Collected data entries
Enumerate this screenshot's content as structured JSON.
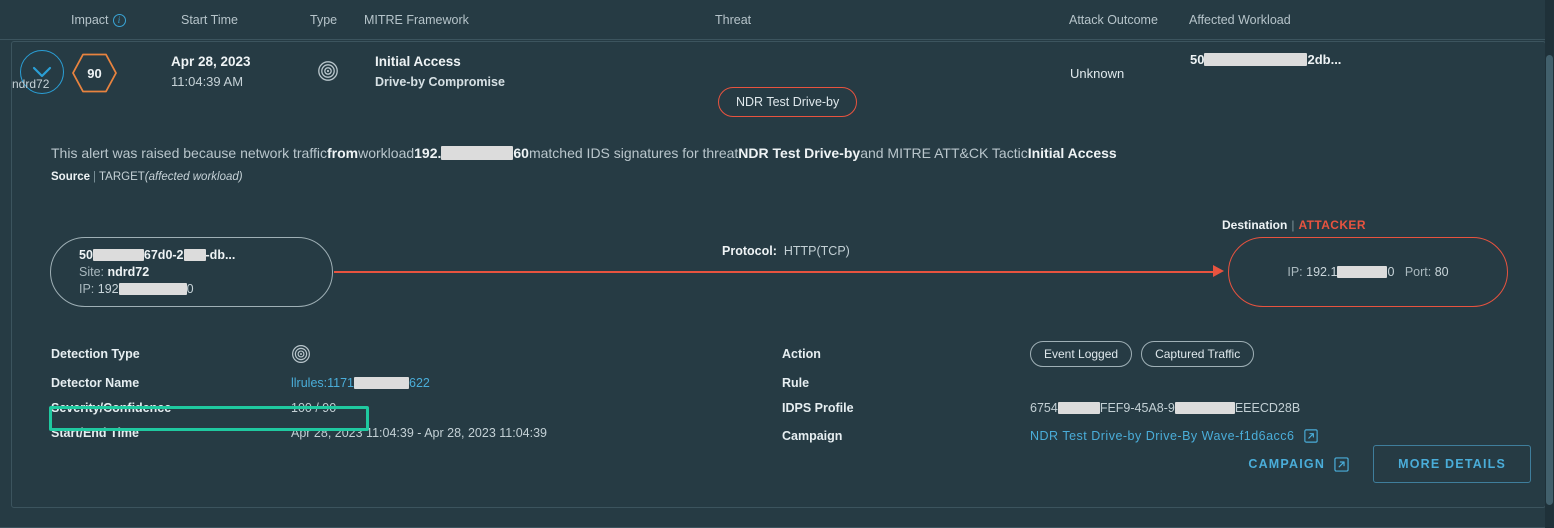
{
  "columns": {
    "impact": "Impact",
    "start_time": "Start Time",
    "type": "Type",
    "mitre": "MITRE Framework",
    "threat": "Threat",
    "attack_outcome": "Attack Outcome",
    "affected_workload": "Affected Workload"
  },
  "summary": {
    "impact_score": "90",
    "date": "Apr 28, 2023",
    "time": "11:04:39 AM",
    "tactic": "Initial Access",
    "technique": "Drive-by Compromise",
    "threat": "NDR Test Drive-by",
    "attack_outcome": "Unknown",
    "workload_prefix": "50",
    "workload_suffix": "2db...",
    "workload_site": "ndrd72"
  },
  "description": {
    "part1": "This alert was raised because network traffic ",
    "bold_from": "from",
    "part2": " workload ",
    "ip_prefix": "192.",
    "ip_suffix": "60",
    "part3": " matched IDS signatures for threat ",
    "bold_threat": "NDR Test Drive-by",
    "part4": " and MITRE ATT&CK Tactic ",
    "bold_tactic": "Initial Access"
  },
  "source_tag": {
    "source": "Source",
    "separator": "|",
    "target": "TARGET",
    "note": "(affected workload)"
  },
  "flow": {
    "source_node": {
      "name_prefix": "50",
      "name_mid": "67d0-2",
      "name_suffix": "-db...",
      "site_label": "Site:",
      "site_value": "ndrd72",
      "ip_label": "IP:",
      "ip_prefix": "192",
      "ip_suffix": "0"
    },
    "protocol_label": "Protocol:",
    "protocol_value": "HTTP(TCP)",
    "destination_label": "Destination",
    "destination_separator": "|",
    "destination_role": "ATTACKER",
    "dest_node": {
      "ip_label": "IP:",
      "ip_prefix": "192.1",
      "ip_suffix": "0",
      "port_label": "Port:",
      "port_value": "80"
    }
  },
  "details_left": [
    {
      "key": "Detection Type",
      "value": "",
      "icon": "target-icon"
    },
    {
      "key": "Detector Name",
      "value_prefix": "llrules:1171",
      "value_suffix": "622",
      "link": true
    },
    {
      "key": "Severity/Confidence",
      "value": "100 / 90",
      "highlighted": true
    },
    {
      "key": "Start/End Time",
      "value": "Apr 28, 2023 11:04:39 - Apr 28, 2023 11:04:39"
    }
  ],
  "details_right": {
    "action_label": "Action",
    "action_tags": [
      "Event Logged",
      "Captured Traffic"
    ],
    "rule_label": "Rule",
    "rule_value": "",
    "idps_label": "IDPS Profile",
    "idps_prefix": "6754",
    "idps_mid": "FEF9-45A8-9",
    "idps_suffix": "EEECD28B",
    "campaign_label": "Campaign",
    "campaign_value": "NDR Test Drive-by Drive-By Wave-f1d6acc6"
  },
  "footer": {
    "campaign_button": "CAMPAIGN",
    "more_details_button": "MORE DETAILS"
  },
  "colors": {
    "background": "#263b44",
    "accent_blue": "#4aadd9",
    "attacker_red": "#e8533f",
    "impact_orange": "#e8833f",
    "highlight_teal": "#1fc9a0"
  }
}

• [Set problem]
Make an exact copy of the listing above. Do not include the pictures.

• [Response to this task]
Enumerate this screenshot's content as structured JSON.
{
  "columns": {
    "impact": "Impact",
    "start_time": "Start Time",
    "type": "Type",
    "mitre": "MITRE Framework",
    "threat": "Threat",
    "attack_outcome": "Attack Outcome",
    "affected_workload": "Affected Workload"
  },
  "summary": {
    "impact_score": "90",
    "date": "Apr 28, 2023",
    "time": "11:04:39 AM",
    "tactic": "Initial Access",
    "technique": "Drive-by Compromise",
    "threat": "NDR Test Drive-by",
    "attack_outcome": "Unknown",
    "workload_prefix": "50",
    "workload_suffix": "2db...",
    "workload_site": "ndrd72"
  },
  "description": {
    "part1": "This alert was raised because network traffic ",
    "bold_from": "from",
    "part2": " workload ",
    "ip_prefix": "192.",
    "ip_suffix": "60",
    "part3": " matched IDS signatures for threat ",
    "bold_threat": "NDR Test Drive-by",
    "part4": " and MITRE ATT&CK Tactic ",
    "bold_tactic": "Initial Access"
  },
  "source_tag": {
    "source": "Source",
    "separator": "|",
    "target": "TARGET",
    "note": "(affected workload)"
  },
  "flow": {
    "source_node": {
      "name_prefix": "50",
      "name_mid": "67d0-2",
      "name_suffix": "-db...",
      "site_label": "Site:",
      "site_value": "ndrd72",
      "ip_label": "IP:",
      "ip_prefix": "192",
      "ip_suffix": "0"
    },
    "protocol_label": "Protocol:",
    "protocol_value": "HTTP(TCP)",
    "destination_label": "Destination",
    "destination_separator": "|",
    "destination_role": "ATTACKER",
    "dest_node": {
      "ip_label": "IP:",
      "ip_prefix": "192.1",
      "ip_suffix": "0",
      "port_label": "Port:",
      "port_value": "80"
    }
  },
  "details_left": [
    {
      "key": "Detection Type",
      "value": "",
      "icon": "target-icon"
    },
    {
      "key": "Detector Name",
      "value_prefix": "llrules:1171",
      "value_suffix": "622",
      "link": true
    },
    {
      "key": "Severity/Confidence",
      "value": "100 / 90",
      "highlighted": true
    },
    {
      "key": "Start/End Time",
      "value": "Apr 28, 2023 11:04:39 - Apr 28, 2023 11:04:39"
    }
  ],
  "details_right": {
    "action_label": "Action",
    "action_tags": [
      "Event Logged",
      "Captured Traffic"
    ],
    "rule_label": "Rule",
    "rule_value": "",
    "idps_label": "IDPS Profile",
    "idps_prefix": "6754",
    "idps_mid": "FEF9-45A8-9",
    "idps_suffix": "EEECD28B",
    "campaign_label": "Campaign",
    "campaign_value": "NDR Test Drive-by Drive-By Wave-f1d6acc6"
  },
  "footer": {
    "campaign_button": "CAMPAIGN",
    "more_details_button": "MORE DETAILS"
  },
  "colors": {
    "background": "#263b44",
    "accent_blue": "#4aadd9",
    "attacker_red": "#e8533f",
    "impact_orange": "#e8833f",
    "highlight_teal": "#1fc9a0"
  }
}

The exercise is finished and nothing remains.